++++ ENTRIES ++++

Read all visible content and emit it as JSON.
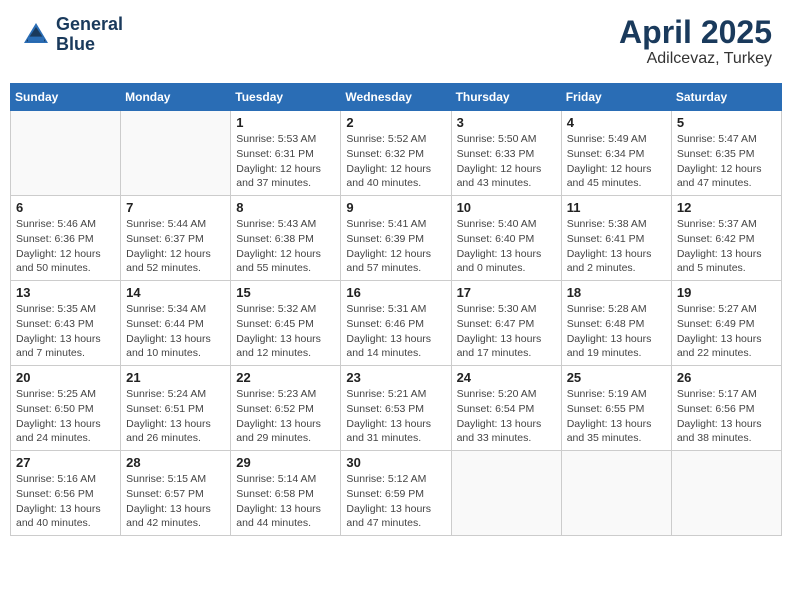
{
  "header": {
    "logo_line1": "General",
    "logo_line2": "Blue",
    "month_year": "April 2025",
    "location": "Adilcevaz, Turkey"
  },
  "weekdays": [
    "Sunday",
    "Monday",
    "Tuesday",
    "Wednesday",
    "Thursday",
    "Friday",
    "Saturday"
  ],
  "weeks": [
    [
      {
        "day": "",
        "info": ""
      },
      {
        "day": "",
        "info": ""
      },
      {
        "day": "1",
        "info": "Sunrise: 5:53 AM\nSunset: 6:31 PM\nDaylight: 12 hours\nand 37 minutes."
      },
      {
        "day": "2",
        "info": "Sunrise: 5:52 AM\nSunset: 6:32 PM\nDaylight: 12 hours\nand 40 minutes."
      },
      {
        "day": "3",
        "info": "Sunrise: 5:50 AM\nSunset: 6:33 PM\nDaylight: 12 hours\nand 43 minutes."
      },
      {
        "day": "4",
        "info": "Sunrise: 5:49 AM\nSunset: 6:34 PM\nDaylight: 12 hours\nand 45 minutes."
      },
      {
        "day": "5",
        "info": "Sunrise: 5:47 AM\nSunset: 6:35 PM\nDaylight: 12 hours\nand 47 minutes."
      }
    ],
    [
      {
        "day": "6",
        "info": "Sunrise: 5:46 AM\nSunset: 6:36 PM\nDaylight: 12 hours\nand 50 minutes."
      },
      {
        "day": "7",
        "info": "Sunrise: 5:44 AM\nSunset: 6:37 PM\nDaylight: 12 hours\nand 52 minutes."
      },
      {
        "day": "8",
        "info": "Sunrise: 5:43 AM\nSunset: 6:38 PM\nDaylight: 12 hours\nand 55 minutes."
      },
      {
        "day": "9",
        "info": "Sunrise: 5:41 AM\nSunset: 6:39 PM\nDaylight: 12 hours\nand 57 minutes."
      },
      {
        "day": "10",
        "info": "Sunrise: 5:40 AM\nSunset: 6:40 PM\nDaylight: 13 hours\nand 0 minutes."
      },
      {
        "day": "11",
        "info": "Sunrise: 5:38 AM\nSunset: 6:41 PM\nDaylight: 13 hours\nand 2 minutes."
      },
      {
        "day": "12",
        "info": "Sunrise: 5:37 AM\nSunset: 6:42 PM\nDaylight: 13 hours\nand 5 minutes."
      }
    ],
    [
      {
        "day": "13",
        "info": "Sunrise: 5:35 AM\nSunset: 6:43 PM\nDaylight: 13 hours\nand 7 minutes."
      },
      {
        "day": "14",
        "info": "Sunrise: 5:34 AM\nSunset: 6:44 PM\nDaylight: 13 hours\nand 10 minutes."
      },
      {
        "day": "15",
        "info": "Sunrise: 5:32 AM\nSunset: 6:45 PM\nDaylight: 13 hours\nand 12 minutes."
      },
      {
        "day": "16",
        "info": "Sunrise: 5:31 AM\nSunset: 6:46 PM\nDaylight: 13 hours\nand 14 minutes."
      },
      {
        "day": "17",
        "info": "Sunrise: 5:30 AM\nSunset: 6:47 PM\nDaylight: 13 hours\nand 17 minutes."
      },
      {
        "day": "18",
        "info": "Sunrise: 5:28 AM\nSunset: 6:48 PM\nDaylight: 13 hours\nand 19 minutes."
      },
      {
        "day": "19",
        "info": "Sunrise: 5:27 AM\nSunset: 6:49 PM\nDaylight: 13 hours\nand 22 minutes."
      }
    ],
    [
      {
        "day": "20",
        "info": "Sunrise: 5:25 AM\nSunset: 6:50 PM\nDaylight: 13 hours\nand 24 minutes."
      },
      {
        "day": "21",
        "info": "Sunrise: 5:24 AM\nSunset: 6:51 PM\nDaylight: 13 hours\nand 26 minutes."
      },
      {
        "day": "22",
        "info": "Sunrise: 5:23 AM\nSunset: 6:52 PM\nDaylight: 13 hours\nand 29 minutes."
      },
      {
        "day": "23",
        "info": "Sunrise: 5:21 AM\nSunset: 6:53 PM\nDaylight: 13 hours\nand 31 minutes."
      },
      {
        "day": "24",
        "info": "Sunrise: 5:20 AM\nSunset: 6:54 PM\nDaylight: 13 hours\nand 33 minutes."
      },
      {
        "day": "25",
        "info": "Sunrise: 5:19 AM\nSunset: 6:55 PM\nDaylight: 13 hours\nand 35 minutes."
      },
      {
        "day": "26",
        "info": "Sunrise: 5:17 AM\nSunset: 6:56 PM\nDaylight: 13 hours\nand 38 minutes."
      }
    ],
    [
      {
        "day": "27",
        "info": "Sunrise: 5:16 AM\nSunset: 6:56 PM\nDaylight: 13 hours\nand 40 minutes."
      },
      {
        "day": "28",
        "info": "Sunrise: 5:15 AM\nSunset: 6:57 PM\nDaylight: 13 hours\nand 42 minutes."
      },
      {
        "day": "29",
        "info": "Sunrise: 5:14 AM\nSunset: 6:58 PM\nDaylight: 13 hours\nand 44 minutes."
      },
      {
        "day": "30",
        "info": "Sunrise: 5:12 AM\nSunset: 6:59 PM\nDaylight: 13 hours\nand 47 minutes."
      },
      {
        "day": "",
        "info": ""
      },
      {
        "day": "",
        "info": ""
      },
      {
        "day": "",
        "info": ""
      }
    ]
  ]
}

++++

TASK INSTRUCTIONS: Write out the listing above again, exactly, but with no pictures in the copy.

FINISHED EXERCISE:
Read all visible content and emit it as JSON.
{
  "header": {
    "logo_line1": "General",
    "logo_line2": "Blue",
    "month_year": "April 2025",
    "location": "Adilcevaz, Turkey"
  },
  "weekdays": [
    "Sunday",
    "Monday",
    "Tuesday",
    "Wednesday",
    "Thursday",
    "Friday",
    "Saturday"
  ],
  "weeks": [
    [
      {
        "day": "",
        "info": ""
      },
      {
        "day": "",
        "info": ""
      },
      {
        "day": "1",
        "info": "Sunrise: 5:53 AM\nSunset: 6:31 PM\nDaylight: 12 hours\nand 37 minutes."
      },
      {
        "day": "2",
        "info": "Sunrise: 5:52 AM\nSunset: 6:32 PM\nDaylight: 12 hours\nand 40 minutes."
      },
      {
        "day": "3",
        "info": "Sunrise: 5:50 AM\nSunset: 6:33 PM\nDaylight: 12 hours\nand 43 minutes."
      },
      {
        "day": "4",
        "info": "Sunrise: 5:49 AM\nSunset: 6:34 PM\nDaylight: 12 hours\nand 45 minutes."
      },
      {
        "day": "5",
        "info": "Sunrise: 5:47 AM\nSunset: 6:35 PM\nDaylight: 12 hours\nand 47 minutes."
      }
    ],
    [
      {
        "day": "6",
        "info": "Sunrise: 5:46 AM\nSunset: 6:36 PM\nDaylight: 12 hours\nand 50 minutes."
      },
      {
        "day": "7",
        "info": "Sunrise: 5:44 AM\nSunset: 6:37 PM\nDaylight: 12 hours\nand 52 minutes."
      },
      {
        "day": "8",
        "info": "Sunrise: 5:43 AM\nSunset: 6:38 PM\nDaylight: 12 hours\nand 55 minutes."
      },
      {
        "day": "9",
        "info": "Sunrise: 5:41 AM\nSunset: 6:39 PM\nDaylight: 12 hours\nand 57 minutes."
      },
      {
        "day": "10",
        "info": "Sunrise: 5:40 AM\nSunset: 6:40 PM\nDaylight: 13 hours\nand 0 minutes."
      },
      {
        "day": "11",
        "info": "Sunrise: 5:38 AM\nSunset: 6:41 PM\nDaylight: 13 hours\nand 2 minutes."
      },
      {
        "day": "12",
        "info": "Sunrise: 5:37 AM\nSunset: 6:42 PM\nDaylight: 13 hours\nand 5 minutes."
      }
    ],
    [
      {
        "day": "13",
        "info": "Sunrise: 5:35 AM\nSunset: 6:43 PM\nDaylight: 13 hours\nand 7 minutes."
      },
      {
        "day": "14",
        "info": "Sunrise: 5:34 AM\nSunset: 6:44 PM\nDaylight: 13 hours\nand 10 minutes."
      },
      {
        "day": "15",
        "info": "Sunrise: 5:32 AM\nSunset: 6:45 PM\nDaylight: 13 hours\nand 12 minutes."
      },
      {
        "day": "16",
        "info": "Sunrise: 5:31 AM\nSunset: 6:46 PM\nDaylight: 13 hours\nand 14 minutes."
      },
      {
        "day": "17",
        "info": "Sunrise: 5:30 AM\nSunset: 6:47 PM\nDaylight: 13 hours\nand 17 minutes."
      },
      {
        "day": "18",
        "info": "Sunrise: 5:28 AM\nSunset: 6:48 PM\nDaylight: 13 hours\nand 19 minutes."
      },
      {
        "day": "19",
        "info": "Sunrise: 5:27 AM\nSunset: 6:49 PM\nDaylight: 13 hours\nand 22 minutes."
      }
    ],
    [
      {
        "day": "20",
        "info": "Sunrise: 5:25 AM\nSunset: 6:50 PM\nDaylight: 13 hours\nand 24 minutes."
      },
      {
        "day": "21",
        "info": "Sunrise: 5:24 AM\nSunset: 6:51 PM\nDaylight: 13 hours\nand 26 minutes."
      },
      {
        "day": "22",
        "info": "Sunrise: 5:23 AM\nSunset: 6:52 PM\nDaylight: 13 hours\nand 29 minutes."
      },
      {
        "day": "23",
        "info": "Sunrise: 5:21 AM\nSunset: 6:53 PM\nDaylight: 13 hours\nand 31 minutes."
      },
      {
        "day": "24",
        "info": "Sunrise: 5:20 AM\nSunset: 6:54 PM\nDaylight: 13 hours\nand 33 minutes."
      },
      {
        "day": "25",
        "info": "Sunrise: 5:19 AM\nSunset: 6:55 PM\nDaylight: 13 hours\nand 35 minutes."
      },
      {
        "day": "26",
        "info": "Sunrise: 5:17 AM\nSunset: 6:56 PM\nDaylight: 13 hours\nand 38 minutes."
      }
    ],
    [
      {
        "day": "27",
        "info": "Sunrise: 5:16 AM\nSunset: 6:56 PM\nDaylight: 13 hours\nand 40 minutes."
      },
      {
        "day": "28",
        "info": "Sunrise: 5:15 AM\nSunset: 6:57 PM\nDaylight: 13 hours\nand 42 minutes."
      },
      {
        "day": "29",
        "info": "Sunrise: 5:14 AM\nSunset: 6:58 PM\nDaylight: 13 hours\nand 44 minutes."
      },
      {
        "day": "30",
        "info": "Sunrise: 5:12 AM\nSunset: 6:59 PM\nDaylight: 13 hours\nand 47 minutes."
      },
      {
        "day": "",
        "info": ""
      },
      {
        "day": "",
        "info": ""
      },
      {
        "day": "",
        "info": ""
      }
    ]
  ]
}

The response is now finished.